**Exercise brief:**
Look at the entries below and reproduce them exactly.

**Provided entries:**

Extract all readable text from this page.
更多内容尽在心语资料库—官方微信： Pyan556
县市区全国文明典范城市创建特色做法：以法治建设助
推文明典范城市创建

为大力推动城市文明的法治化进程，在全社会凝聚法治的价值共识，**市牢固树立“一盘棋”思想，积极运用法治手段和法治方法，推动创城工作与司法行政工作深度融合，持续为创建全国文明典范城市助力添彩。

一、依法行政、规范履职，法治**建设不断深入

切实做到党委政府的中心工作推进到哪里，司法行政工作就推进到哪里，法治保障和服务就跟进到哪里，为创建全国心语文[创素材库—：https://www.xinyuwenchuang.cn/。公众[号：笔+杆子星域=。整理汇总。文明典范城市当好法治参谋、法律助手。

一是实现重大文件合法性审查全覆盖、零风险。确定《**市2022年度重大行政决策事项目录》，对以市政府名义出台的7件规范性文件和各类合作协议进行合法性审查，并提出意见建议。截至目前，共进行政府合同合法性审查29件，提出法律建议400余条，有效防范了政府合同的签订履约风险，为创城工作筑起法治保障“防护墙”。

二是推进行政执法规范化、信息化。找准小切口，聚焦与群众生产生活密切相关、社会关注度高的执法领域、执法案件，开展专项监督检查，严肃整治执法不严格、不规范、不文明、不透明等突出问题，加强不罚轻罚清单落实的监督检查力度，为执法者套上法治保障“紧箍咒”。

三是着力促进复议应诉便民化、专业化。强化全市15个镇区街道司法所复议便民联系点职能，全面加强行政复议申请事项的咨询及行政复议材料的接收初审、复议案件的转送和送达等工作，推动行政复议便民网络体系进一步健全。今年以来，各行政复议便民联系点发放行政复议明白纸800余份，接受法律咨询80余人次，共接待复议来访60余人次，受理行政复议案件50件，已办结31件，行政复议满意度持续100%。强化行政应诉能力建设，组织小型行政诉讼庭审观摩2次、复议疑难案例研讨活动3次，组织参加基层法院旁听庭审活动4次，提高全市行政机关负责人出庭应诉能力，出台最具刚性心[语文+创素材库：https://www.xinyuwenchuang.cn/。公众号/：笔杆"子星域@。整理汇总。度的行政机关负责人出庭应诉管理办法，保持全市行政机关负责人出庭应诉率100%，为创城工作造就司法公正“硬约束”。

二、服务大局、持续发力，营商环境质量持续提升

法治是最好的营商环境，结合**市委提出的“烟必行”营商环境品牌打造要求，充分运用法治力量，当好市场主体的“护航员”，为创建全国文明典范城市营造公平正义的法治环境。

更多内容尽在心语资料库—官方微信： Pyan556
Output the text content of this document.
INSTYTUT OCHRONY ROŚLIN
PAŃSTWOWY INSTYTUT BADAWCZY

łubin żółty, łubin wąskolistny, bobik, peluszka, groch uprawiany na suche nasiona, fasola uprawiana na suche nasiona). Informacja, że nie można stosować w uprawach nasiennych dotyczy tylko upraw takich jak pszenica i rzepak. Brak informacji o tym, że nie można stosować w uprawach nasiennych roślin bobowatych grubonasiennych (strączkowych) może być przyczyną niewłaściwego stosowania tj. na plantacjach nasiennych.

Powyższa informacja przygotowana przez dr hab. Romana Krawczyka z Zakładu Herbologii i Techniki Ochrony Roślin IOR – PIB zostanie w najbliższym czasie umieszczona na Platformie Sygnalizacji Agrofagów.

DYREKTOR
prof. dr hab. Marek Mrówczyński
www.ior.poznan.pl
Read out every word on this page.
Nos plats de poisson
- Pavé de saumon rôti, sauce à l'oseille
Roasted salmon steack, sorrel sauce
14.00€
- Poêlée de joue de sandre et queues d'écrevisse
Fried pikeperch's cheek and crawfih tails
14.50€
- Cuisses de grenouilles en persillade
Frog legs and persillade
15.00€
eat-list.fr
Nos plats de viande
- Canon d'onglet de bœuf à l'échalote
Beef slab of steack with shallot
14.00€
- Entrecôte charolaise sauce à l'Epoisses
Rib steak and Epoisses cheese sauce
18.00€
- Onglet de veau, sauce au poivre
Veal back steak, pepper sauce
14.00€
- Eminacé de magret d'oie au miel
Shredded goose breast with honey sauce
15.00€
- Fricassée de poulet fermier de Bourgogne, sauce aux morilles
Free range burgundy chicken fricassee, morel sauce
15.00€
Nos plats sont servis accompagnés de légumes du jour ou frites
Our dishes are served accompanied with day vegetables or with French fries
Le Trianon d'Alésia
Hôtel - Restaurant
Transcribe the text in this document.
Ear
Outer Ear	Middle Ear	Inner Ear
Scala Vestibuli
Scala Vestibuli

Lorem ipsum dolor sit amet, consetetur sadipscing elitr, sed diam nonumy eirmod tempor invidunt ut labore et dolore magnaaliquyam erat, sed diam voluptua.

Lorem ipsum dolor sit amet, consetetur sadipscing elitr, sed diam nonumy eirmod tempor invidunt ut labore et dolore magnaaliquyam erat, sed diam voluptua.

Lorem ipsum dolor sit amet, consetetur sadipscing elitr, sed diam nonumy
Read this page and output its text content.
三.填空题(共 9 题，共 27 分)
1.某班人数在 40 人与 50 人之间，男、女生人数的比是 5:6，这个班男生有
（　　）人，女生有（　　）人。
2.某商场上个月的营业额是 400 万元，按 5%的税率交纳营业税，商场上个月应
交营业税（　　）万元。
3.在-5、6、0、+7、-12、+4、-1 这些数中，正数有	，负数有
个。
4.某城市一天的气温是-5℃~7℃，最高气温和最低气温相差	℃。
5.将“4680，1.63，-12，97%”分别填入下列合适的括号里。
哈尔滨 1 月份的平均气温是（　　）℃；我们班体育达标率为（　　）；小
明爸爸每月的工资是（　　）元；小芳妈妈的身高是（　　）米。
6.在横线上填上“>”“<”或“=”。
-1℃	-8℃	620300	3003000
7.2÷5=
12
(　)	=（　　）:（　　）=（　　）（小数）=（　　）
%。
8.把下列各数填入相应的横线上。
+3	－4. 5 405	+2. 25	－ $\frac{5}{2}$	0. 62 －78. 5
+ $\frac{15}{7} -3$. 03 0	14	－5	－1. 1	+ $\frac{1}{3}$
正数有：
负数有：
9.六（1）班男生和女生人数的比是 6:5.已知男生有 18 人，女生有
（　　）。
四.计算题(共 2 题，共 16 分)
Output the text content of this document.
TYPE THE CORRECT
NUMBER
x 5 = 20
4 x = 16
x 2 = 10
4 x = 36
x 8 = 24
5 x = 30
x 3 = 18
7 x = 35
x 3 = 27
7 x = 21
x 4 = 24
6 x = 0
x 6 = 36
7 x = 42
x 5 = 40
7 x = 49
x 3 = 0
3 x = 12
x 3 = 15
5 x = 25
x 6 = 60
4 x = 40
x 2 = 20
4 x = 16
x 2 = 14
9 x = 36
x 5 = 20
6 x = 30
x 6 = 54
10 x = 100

**Solution to this problem:**
Extract all readable text from this page.
更多内容尽在心语资料库—官方微信： Pyan556
县市区全国文明典范城市创建特色做法：以法治建设助
推文明典范城市创建

为大力推动城市文明的法治化进程，在全社会凝聚法治的价值共识，**市牢固树立“一盘棋”思想，积极运用法治手段和法治方法，推动创城工作与司法行政工作深度融合，持续为创建全国文明典范城市助力添彩。

一、依法行政、规范履职，法治**建设不断深入

切实做到党委政府的中心工作推进到哪里，司法行政工作就推进到哪里，法治保障和服务就跟进到哪里，为创建全国心语文[创素材库—：https://www.xinyuwenchuang.cn/。公众[号：笔+杆子星域=。整理汇总。文明典范城市当好法治参谋、法律助手。

一是实现重大文件合法性审查全覆盖、零风险。确定《**市2022年度重大行政决策事项目录》，对以市政府名义出台的7件规范性文件和各类合作协议进行合法性审查，并提出意见建议。截至目前，共进行政府合同合法性审查29件，提出法律建议400余条，有效防范了政府合同的签订履约风险，为创城工作筑起法治保障“防护墙”。

二是推进行政执法规范化、信息化。找准小切口，聚焦与群众生产生活密切相关、社会关注度高的执法领域、执法案件，开展专项监督检查，严肃整治执法不严格、不规范、不文明、不透明等突出问题，加强不罚轻罚清单落实的监督检查力度，为执法者套上法治保障“紧箍咒”。

三是着力促进复议应诉便民化、专业化。强化全市15个镇区街道司法所复议便民联系点职能，全面加强行政复议申请事项的咨询及行政复议材料的接收初审、复议案件的转送和送达等工作，推动行政复议便民网络体系进一步健全。今年以来，各行政复议便民联系点发放行政复议明白纸800余份，接受法律咨询80余人次，共接待复议来访60余人次，受理行政复议案件50件，已办结31件，行政复议满意度持续100%。强化行政应诉能力建设，组织小型行政诉讼庭审观摩2次、复议疑难案例研讨活动3次，组织参加基层法院旁听庭审活动4次，提高全市行政机关负责人出庭应诉能力，出台最具刚性心[语文+创素材库：https://www.xinyuwenchuang.cn/。公众号/：笔杆"子星域@。整理汇总。度的行政机关负责人出庭应诉管理办法，保持全市行政机关负责人出庭应诉率100%，为创城工作造就司法公正“硬约束”。

二、服务大局、持续发力，营商环境质量持续提升

法治是最好的营商环境，结合**市委提出的“烟必行”营商环境品牌打造要求，充分运用法治力量，当好市场主体的“护航员”，为创建全国文明典范城市营造公平正义的法治环境。

更多内容尽在心语资料库—官方微信： Pyan556
Output the text content of this document.
INSTYTUT OCHRONY ROŚLIN
PAŃSTWOWY INSTYTUT BADAWCZY

łubin żółty, łubin wąskolistny, bobik, peluszka, groch uprawiany na suche nasiona, fasola uprawiana na suche nasiona). Informacja, że nie można stosować w uprawach nasiennych dotyczy tylko upraw takich jak pszenica i rzepak. Brak informacji o tym, że nie można stosować w uprawach nasiennych roślin bobowatych grubonasiennych (strączkowych) może być przyczyną niewłaściwego stosowania tj. na plantacjach nasiennych.

Powyższa informacja przygotowana przez dr hab. Romana Krawczyka z Zakładu Herbologii i Techniki Ochrony Roślin IOR – PIB zostanie w najbliższym czasie umieszczona na Platformie Sygnalizacji Agrofagów.

DYREKTOR
prof. dr hab. Marek Mrówczyński
www.ior.poznan.pl
Read out every word on this page.
Nos plats de poisson
- Pavé de saumon rôti, sauce à l'oseille
Roasted salmon steack, sorrel sauce
14.00€
- Poêlée de joue de sandre et queues d'écrevisse
Fried pikeperch's cheek and crawfih tails
14.50€
- Cuisses de grenouilles en persillade
Frog legs and persillade
15.00€
eat-list.fr
Nos plats de viande
- Canon d'onglet de bœuf à l'échalote
Beef slab of steack with shallot
14.00€
- Entrecôte charolaise sauce à l'Epoisses
Rib steak and Epoisses cheese sauce
18.00€
- Onglet de veau, sauce au poivre
Veal back steak, pepper sauce
14.00€
- Eminacé de magret d'oie au miel
Shredded goose breast with honey sauce
15.00€
- Fricassée de poulet fermier de Bourgogne, sauce aux morilles
Free range burgundy chicken fricassee, morel sauce
15.00€
Nos plats sont servis accompagnés de légumes du jour ou frites
Our dishes are served accompanied with day vegetables or with French fries
Le Trianon d'Alésia
Hôtel - Restaurant
Transcribe the text in this document.
Ear
Outer Ear	Middle Ear	Inner Ear
Scala Vestibuli
Scala Vestibuli

Lorem ipsum dolor sit amet, consetetur sadipscing elitr, sed diam nonumy eirmod tempor invidunt ut labore et dolore magnaaliquyam erat, sed diam voluptua.

Lorem ipsum dolor sit amet, consetetur sadipscing elitr, sed diam nonumy eirmod tempor invidunt ut labore et dolore magnaaliquyam erat, sed diam voluptua.

Lorem ipsum dolor sit amet, consetetur sadipscing elitr, sed diam nonumy
Read this page and output its text content.
三.填空题(共 9 题，共 27 分)
1.某班人数在 40 人与 50 人之间，男、女生人数的比是 5:6，这个班男生有
（　　）人，女生有（　　）人。
2.某商场上个月的营业额是 400 万元，按 5%的税率交纳营业税，商场上个月应
交营业税（　　）万元。
3.在-5、6、0、+7、-12、+4、-1 这些数中，正数有	，负数有
个。
4.某城市一天的气温是-5℃~7℃，最高气温和最低气温相差	℃。
5.将“4680，1.63，-12，97%”分别填入下列合适的括号里。
哈尔滨 1 月份的平均气温是（　　）℃；我们班体育达标率为（　　）；小
明爸爸每月的工资是（　　）元；小芳妈妈的身高是（　　）米。
6.在横线上填上“>”“<”或“=”。
-1℃	-8℃	620300	3003000
7.2÷5=
12
(　)	=（　　）:（　　）=（　　）（小数）=（　　）
%。
8.把下列各数填入相应的横线上。
+3	－4. 5 405	+2. 25	－ $\frac{5}{2}$	0. 62 －78. 5
+ $\frac{15}{7} -3$. 03 0	14	－5	－1. 1	+ $\frac{1}{3}$
正数有：
负数有：
9.六（1）班男生和女生人数的比是 6:5.已知男生有 18 人，女生有
（　　）。
四.计算题(共 2 题，共 16 分)
Output the text content of this document.
TYPE THE CORRECT
NUMBER
x 5 = 20
4 x = 16
x 2 = 10
4 x = 36
x 8 = 24
5 x = 30
x 3 = 18
7 x = 35
x 3 = 27
7 x = 21
x 4 = 24
6 x = 0
x 6 = 36
7 x = 42
x 5 = 40
7 x = 49
x 3 = 0
3 x = 12
x 3 = 15
5 x = 25
x 6 = 60
4 x = 40
x 2 = 20
4 x = 16
x 2 = 14
9 x = 36
x 5 = 20
6 x = 30
x 6 = 54
10 x = 100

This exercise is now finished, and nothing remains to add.